§ Stated problem: Copy every line that contains the string "amplitude" from the entries below.

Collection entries

╔══

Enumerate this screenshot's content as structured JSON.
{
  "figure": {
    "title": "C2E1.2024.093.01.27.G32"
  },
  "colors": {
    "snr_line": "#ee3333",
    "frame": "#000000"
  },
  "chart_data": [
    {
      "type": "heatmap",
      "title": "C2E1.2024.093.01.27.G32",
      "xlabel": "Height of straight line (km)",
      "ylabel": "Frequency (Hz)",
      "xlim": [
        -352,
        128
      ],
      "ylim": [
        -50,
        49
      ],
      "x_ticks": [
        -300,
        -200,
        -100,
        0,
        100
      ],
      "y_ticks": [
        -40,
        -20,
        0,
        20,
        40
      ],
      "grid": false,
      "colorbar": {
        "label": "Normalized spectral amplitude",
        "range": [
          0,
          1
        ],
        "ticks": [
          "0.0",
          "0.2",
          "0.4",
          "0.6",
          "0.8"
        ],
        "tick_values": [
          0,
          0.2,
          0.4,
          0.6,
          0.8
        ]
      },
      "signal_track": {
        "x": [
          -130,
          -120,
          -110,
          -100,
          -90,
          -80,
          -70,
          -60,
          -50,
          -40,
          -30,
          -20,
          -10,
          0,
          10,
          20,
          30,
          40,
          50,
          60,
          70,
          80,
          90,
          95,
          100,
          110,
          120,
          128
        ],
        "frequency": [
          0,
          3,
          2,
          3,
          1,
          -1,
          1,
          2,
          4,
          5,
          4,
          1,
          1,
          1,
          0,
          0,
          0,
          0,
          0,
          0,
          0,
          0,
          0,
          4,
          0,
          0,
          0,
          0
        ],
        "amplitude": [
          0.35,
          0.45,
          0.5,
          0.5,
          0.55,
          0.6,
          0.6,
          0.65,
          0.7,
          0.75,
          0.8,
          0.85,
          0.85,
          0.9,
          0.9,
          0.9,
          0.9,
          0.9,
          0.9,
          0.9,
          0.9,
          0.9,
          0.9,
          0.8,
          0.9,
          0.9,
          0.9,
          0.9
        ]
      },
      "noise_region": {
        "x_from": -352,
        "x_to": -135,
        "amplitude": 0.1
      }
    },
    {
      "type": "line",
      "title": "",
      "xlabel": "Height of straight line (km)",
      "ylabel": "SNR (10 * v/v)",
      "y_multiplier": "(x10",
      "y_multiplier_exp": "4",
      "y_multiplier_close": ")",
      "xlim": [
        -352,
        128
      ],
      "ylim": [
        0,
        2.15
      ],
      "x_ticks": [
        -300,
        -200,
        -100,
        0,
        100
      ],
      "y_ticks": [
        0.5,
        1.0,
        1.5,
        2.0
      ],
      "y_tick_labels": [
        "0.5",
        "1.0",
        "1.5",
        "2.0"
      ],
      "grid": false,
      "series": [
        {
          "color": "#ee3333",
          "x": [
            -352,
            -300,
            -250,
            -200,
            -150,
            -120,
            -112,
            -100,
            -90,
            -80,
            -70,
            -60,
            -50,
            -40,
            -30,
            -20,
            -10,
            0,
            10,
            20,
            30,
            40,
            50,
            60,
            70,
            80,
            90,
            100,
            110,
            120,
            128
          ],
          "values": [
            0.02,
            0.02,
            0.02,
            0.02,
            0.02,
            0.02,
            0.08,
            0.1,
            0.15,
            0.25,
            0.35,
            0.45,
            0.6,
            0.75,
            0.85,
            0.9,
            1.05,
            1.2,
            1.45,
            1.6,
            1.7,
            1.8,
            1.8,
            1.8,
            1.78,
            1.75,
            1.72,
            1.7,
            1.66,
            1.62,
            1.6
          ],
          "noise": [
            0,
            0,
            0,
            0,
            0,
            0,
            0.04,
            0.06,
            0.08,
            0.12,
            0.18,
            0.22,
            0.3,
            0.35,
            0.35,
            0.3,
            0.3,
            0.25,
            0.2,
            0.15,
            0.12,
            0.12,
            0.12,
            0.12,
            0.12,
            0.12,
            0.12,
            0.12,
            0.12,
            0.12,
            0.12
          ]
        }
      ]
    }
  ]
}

╚══

§ Solved exercise:
        "label": "Normalized spectral amplitude",
        "amplitude": [
        "amplitude": 0.1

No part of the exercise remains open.